**Given problem**
Copy out the listing that follows, exactly, without its pictures.
-- Begin Input records --
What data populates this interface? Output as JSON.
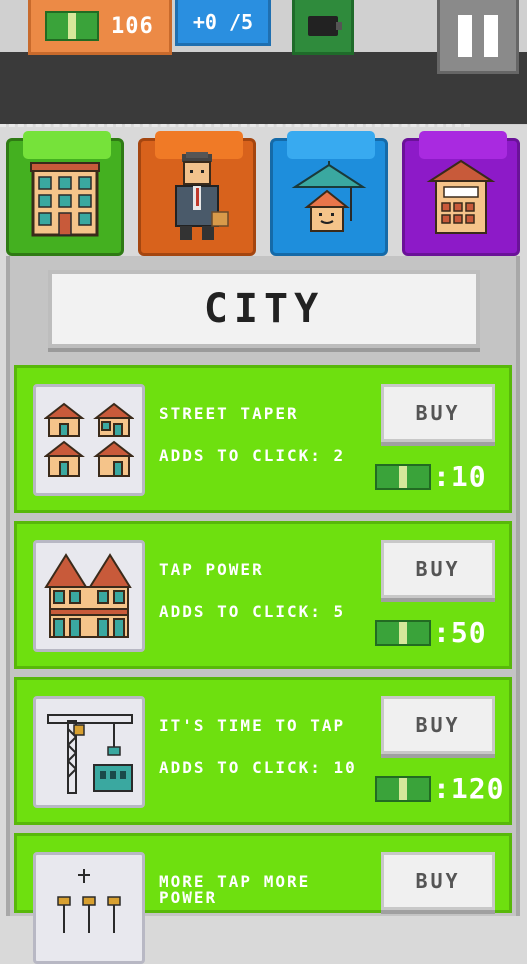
{
  "hud": {
    "money": "106",
    "rate": "+0 /5",
    "icons": {
      "money": "cash-icon",
      "wallet": "wallet-icon",
      "pause": "pause-icon"
    }
  },
  "tabs": [
    {
      "id": "city",
      "icon": "building-icon",
      "color": "#44b020"
    },
    {
      "id": "staff",
      "icon": "businessman-icon",
      "color": "#d8621c"
    },
    {
      "id": "resort",
      "icon": "umbrella-house-icon",
      "color": "#1e8edc"
    },
    {
      "id": "bank",
      "icon": "bank-building-icon",
      "color": "#8d1ac8"
    }
  ],
  "section_title": "CITY",
  "upgrades": [
    {
      "name": "STREET TAPER",
      "desc": "ADDS TO CLICK: 2",
      "buy": "BUY",
      "price": ":10",
      "icon": "houses-icon"
    },
    {
      "name": "TAP POWER",
      "desc": "ADDS TO CLICK: 5",
      "buy": "BUY",
      "price": ":50",
      "icon": "townhouses-icon"
    },
    {
      "name": "IT'S TIME TO TAP",
      "desc": "ADDS TO CLICK: 10",
      "buy": "BUY",
      "price": ":120",
      "icon": "crane-icon"
    },
    {
      "name": "MORE TAP MORE POWER",
      "desc": "",
      "buy": "BUY",
      "price": "",
      "icon": "power-lines-icon"
    }
  ],
  "colors": {
    "card": "#6ee00f",
    "accent_blue": "#2a8fe0",
    "accent_orange": "#ec8a46"
  }
}
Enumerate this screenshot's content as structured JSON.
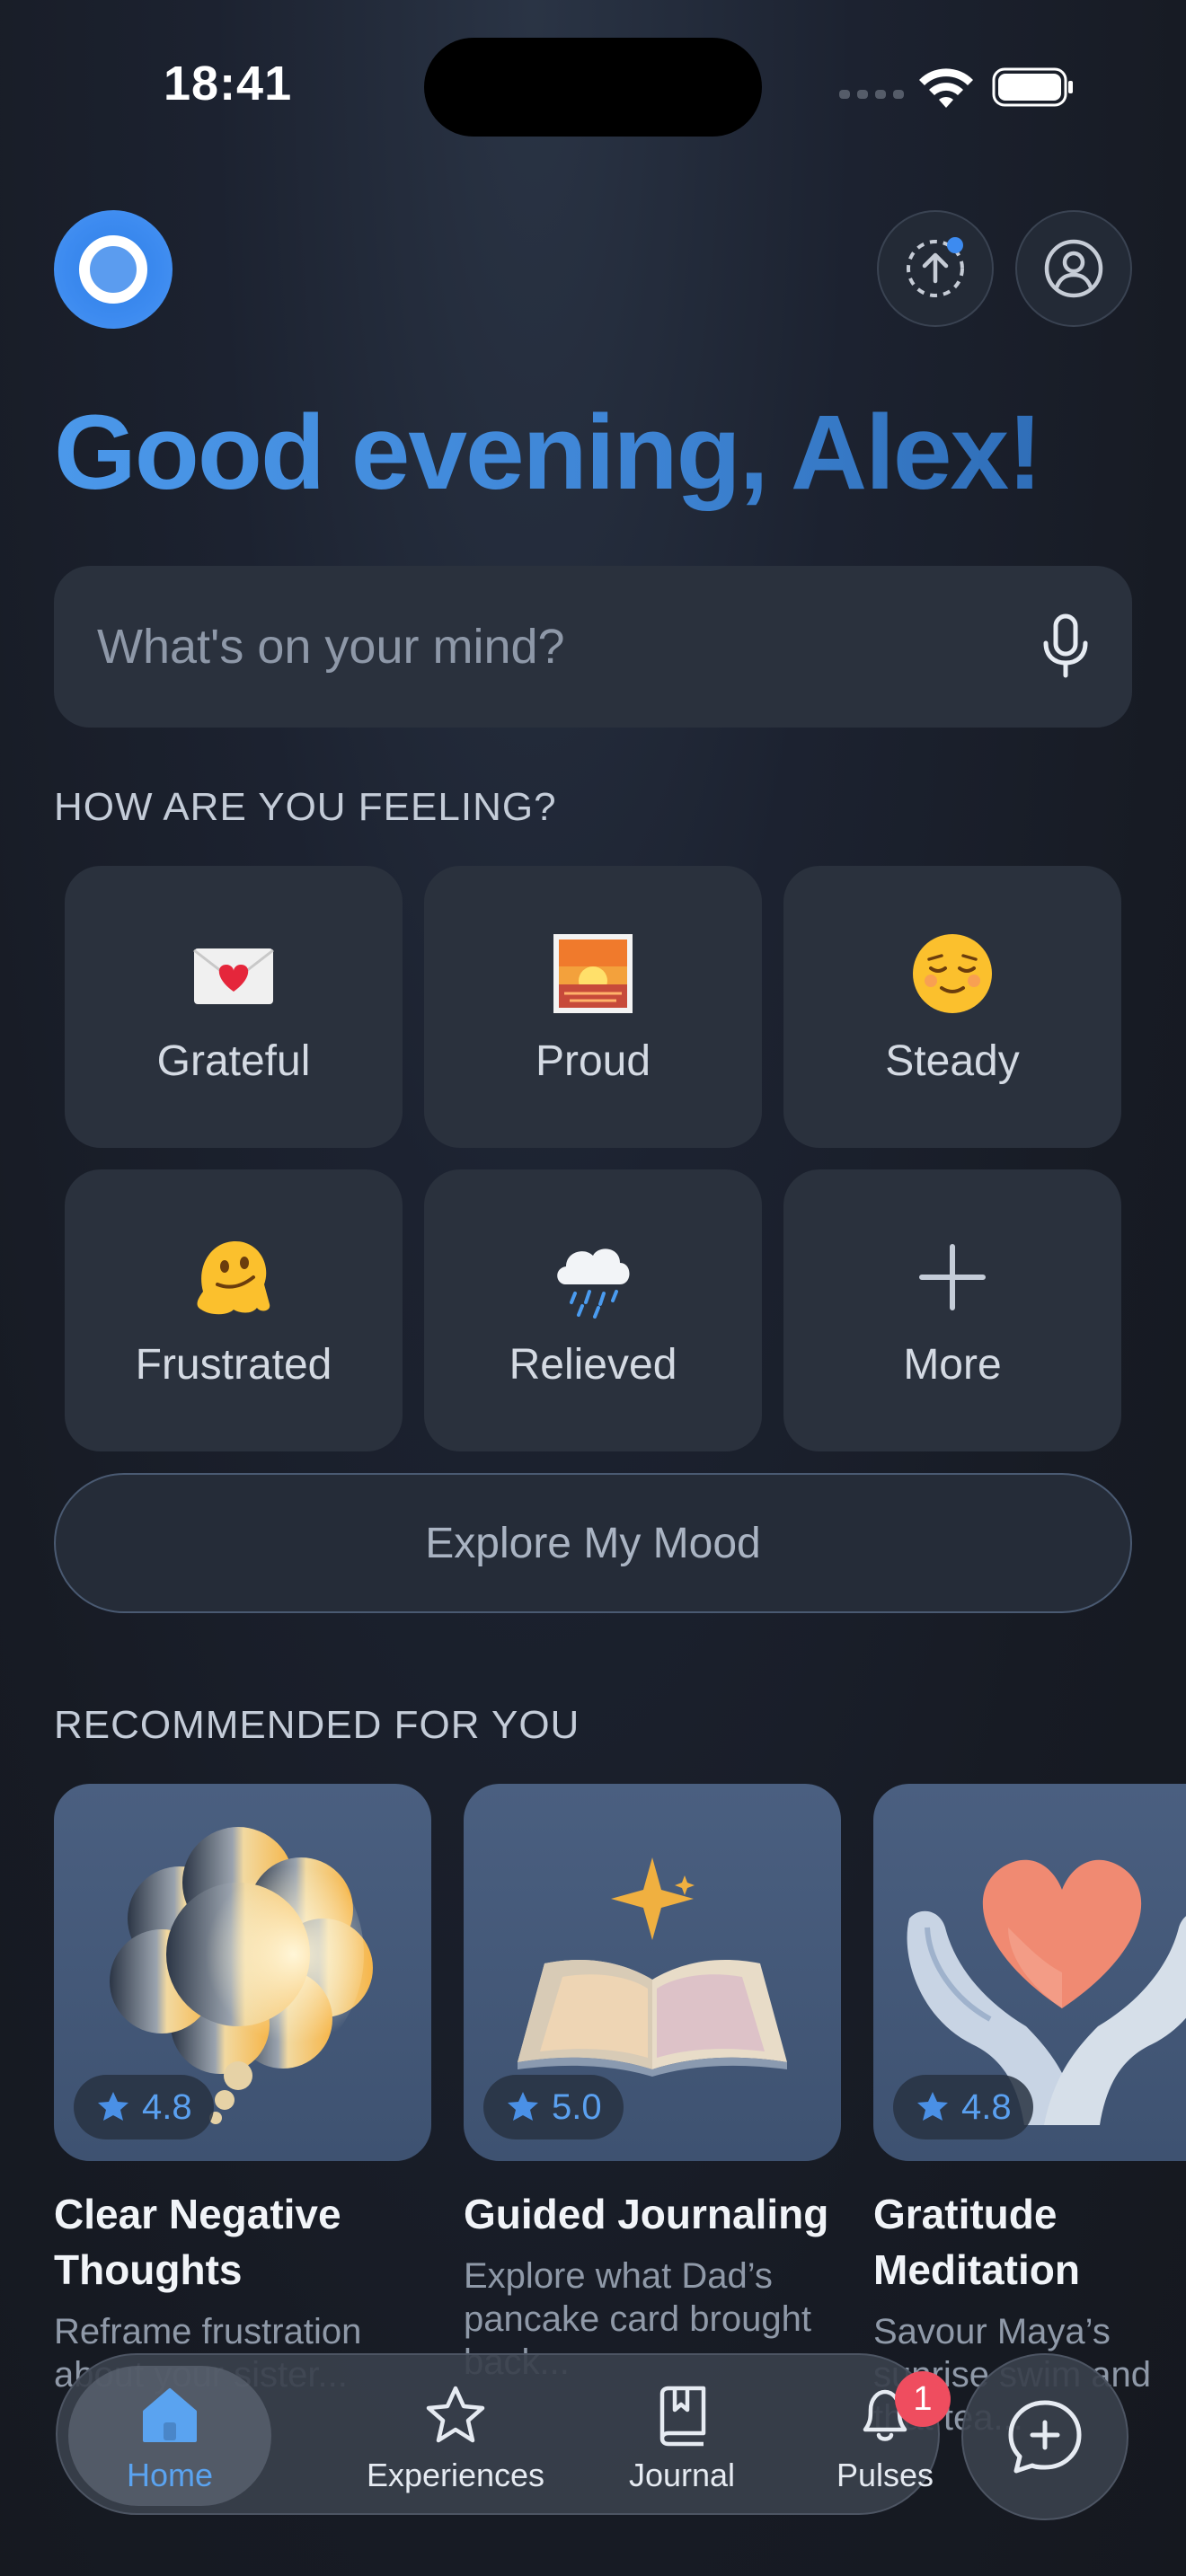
-- End Input records --
**Full output**
What data populates this interface? Output as JSON.
{
  "hud": {
    "money": "106",
    "rate": "+0 /5",
    "icons": {
      "money": "cash-icon",
      "wallet": "wallet-icon",
      "pause": "pause-icon"
    }
  },
  "tabs": [
    {
      "id": "city",
      "icon": "building-icon",
      "color": "#44b020"
    },
    {
      "id": "staff",
      "icon": "businessman-icon",
      "color": "#d8621c"
    },
    {
      "id": "resort",
      "icon": "umbrella-house-icon",
      "color": "#1e8edc"
    },
    {
      "id": "bank",
      "icon": "bank-building-icon",
      "color": "#8d1ac8"
    }
  ],
  "section_title": "CITY",
  "upgrades": [
    {
      "name": "STREET TAPER",
      "desc": "ADDS TO CLICK: 2",
      "buy": "BUY",
      "price": ":10",
      "icon": "houses-icon"
    },
    {
      "name": "TAP POWER",
      "desc": "ADDS TO CLICK: 5",
      "buy": "BUY",
      "price": ":50",
      "icon": "townhouses-icon"
    },
    {
      "name": "IT'S TIME TO TAP",
      "desc": "ADDS TO CLICK: 10",
      "buy": "BUY",
      "price": ":120",
      "icon": "crane-icon"
    },
    {
      "name": "MORE TAP MORE POWER",
      "desc": "",
      "buy": "BUY",
      "price": "",
      "icon": "power-lines-icon"
    }
  ],
  "colors": {
    "card": "#6ee00f",
    "accent_blue": "#2a8fe0",
    "accent_orange": "#ec8a46"
  }
}
Enumerate this screenshot's content as structured JSON.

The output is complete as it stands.